◆ Task brief:
Without including any pictures, write out all the entries exactly.

[START OF Provided material]

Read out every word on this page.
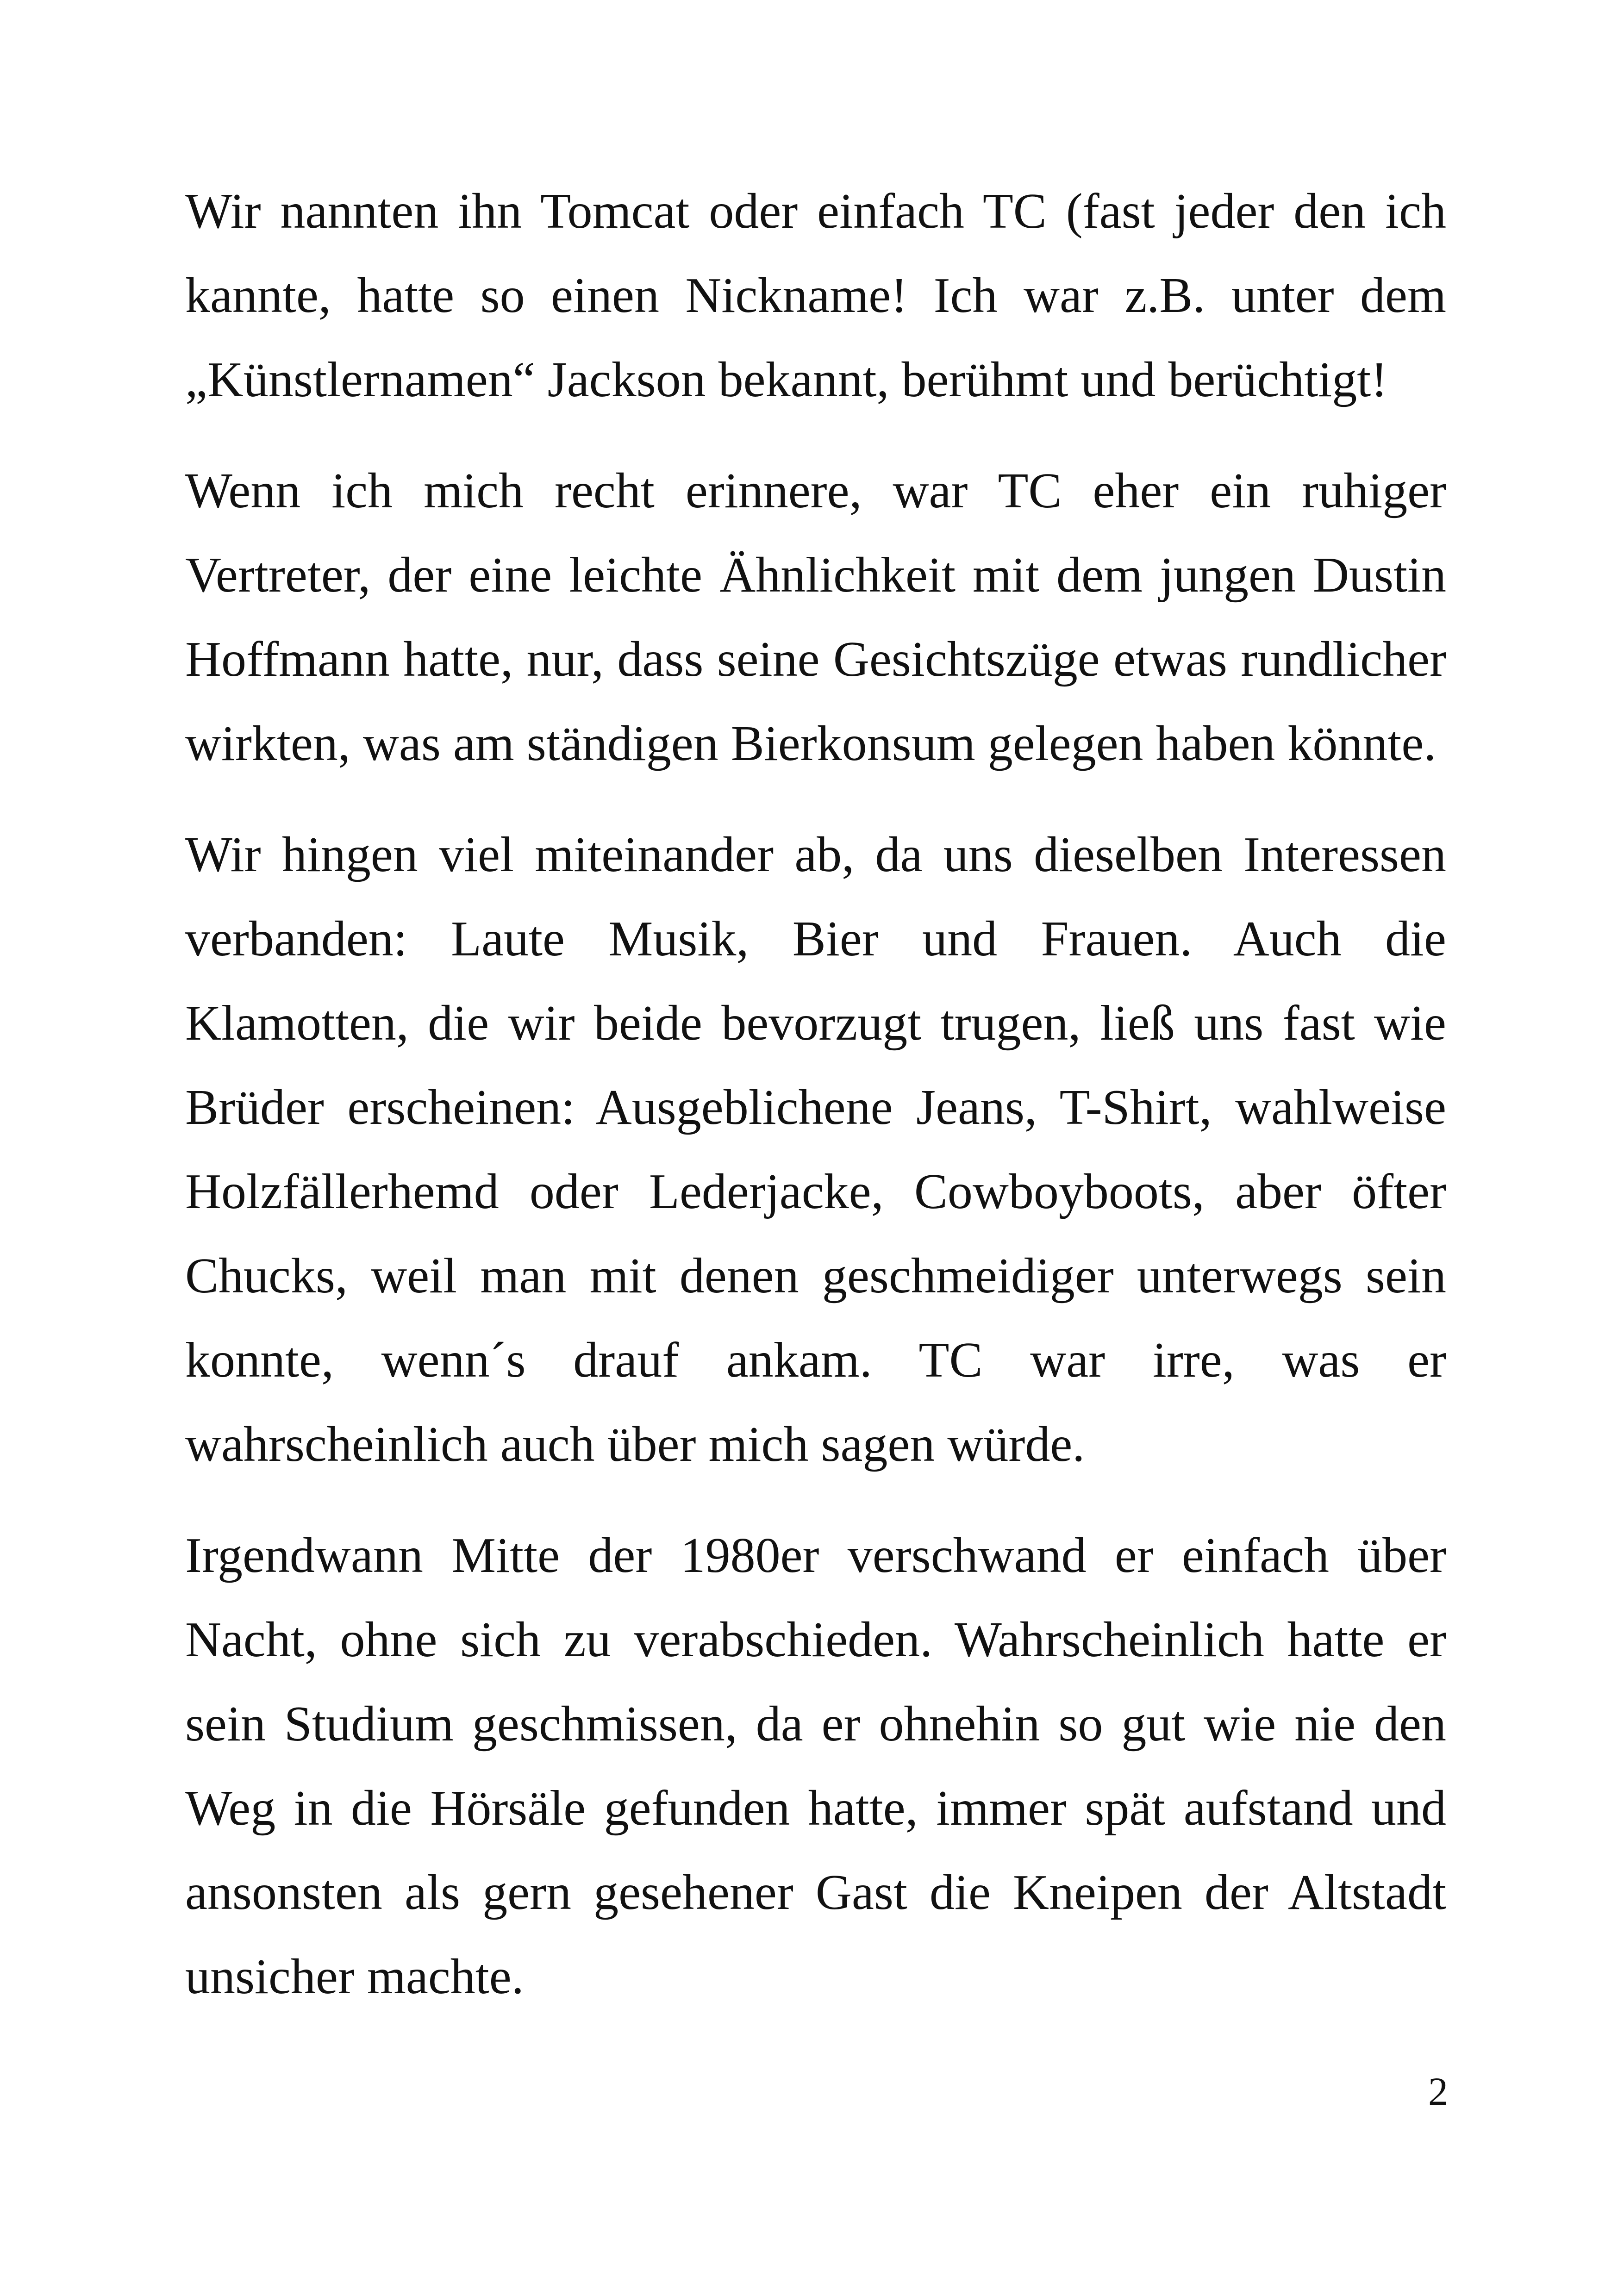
Wir nannten ihn Tomcat oder einfach TC (fast jeder den ich kannte, hatte so einen Nickname! Ich war z.B. unter dem „Künstlernamen“ Jackson bekannt, berühmt und berüchtigt!

Wenn ich mich recht erinnere, war TC eher ein ruhiger Vertreter, der eine leichte Ähnlichkeit mit dem jungen Dustin Hoffmann hatte, nur, dass seine Gesichtszüge etwas rundlicher wirkten, was am ständigen Bierkonsum gelegen haben könnte.

Wir hingen viel miteinander ab, da uns dieselben Interessen verbanden: Laute Musik, Bier und Frauen. Auch die Klamotten, die wir beide bevorzugt trugen, ließ uns fast wie Brüder erscheinen: Ausgeblichene Jeans, T-Shirt, wahlweise Holzfällerhemd oder Lederjacke, Cowboyboots, aber öfter Chucks, weil man mit denen geschmeidiger unterwegs sein konnte, wenn´s drauf ankam. TC war irre, was er wahrscheinlich auch über mich sagen würde.

Irgendwann Mitte der 1980er verschwand er einfach über Nacht, ohne sich zu verabschieden. Wahrscheinlich hatte er sein Studium geschmissen, da er ohnehin so gut wie nie den Weg in die Hörsäle gefunden hatte, immer spät aufstand und ansonsten als gern gesehener Gast die Kneipen der Altstadt unsicher machte.

2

[END OF Provided material]

◆ Solution:
Read out every word on this page.
Wir nannten ihn Tomcat oder einfach TC (fast jeder den ich kannte, hatte so einen Nickname! Ich war z.B. unter dem „Künstlernamen“ Jackson bekannt, berühmt und berüchtigt!

Wenn ich mich recht erinnere, war TC eher ein ruhiger Vertreter, der eine leichte Ähnlichkeit mit dem jungen Dustin Hoffmann hatte, nur, dass seine Gesichtszüge etwas rundlicher wirkten, was am ständigen Bierkonsum gelegen haben könnte.

Wir hingen viel miteinander ab, da uns dieselben Interessen verbanden: Laute Musik, Bier und Frauen. Auch die Klamotten, die wir beide bevorzugt trugen, ließ uns fast wie Brüder erscheinen: Ausgeblichene Jeans, T-Shirt, wahlweise Holzfällerhemd oder Lederjacke, Cowboyboots, aber öfter Chucks, weil man mit denen geschmeidiger unterwegs sein konnte, wenn´s drauf ankam. TC war irre, was er wahrscheinlich auch über mich sagen würde.

Irgendwann Mitte der 1980er verschwand er einfach über Nacht, ohne sich zu verabschieden. Wahrscheinlich hatte er sein Studium geschmissen, da er ohnehin so gut wie nie den Weg in die Hörsäle gefunden hatte, immer spät aufstand und ansonsten als gern gesehener Gast die Kneipen der Altstadt unsicher machte.

2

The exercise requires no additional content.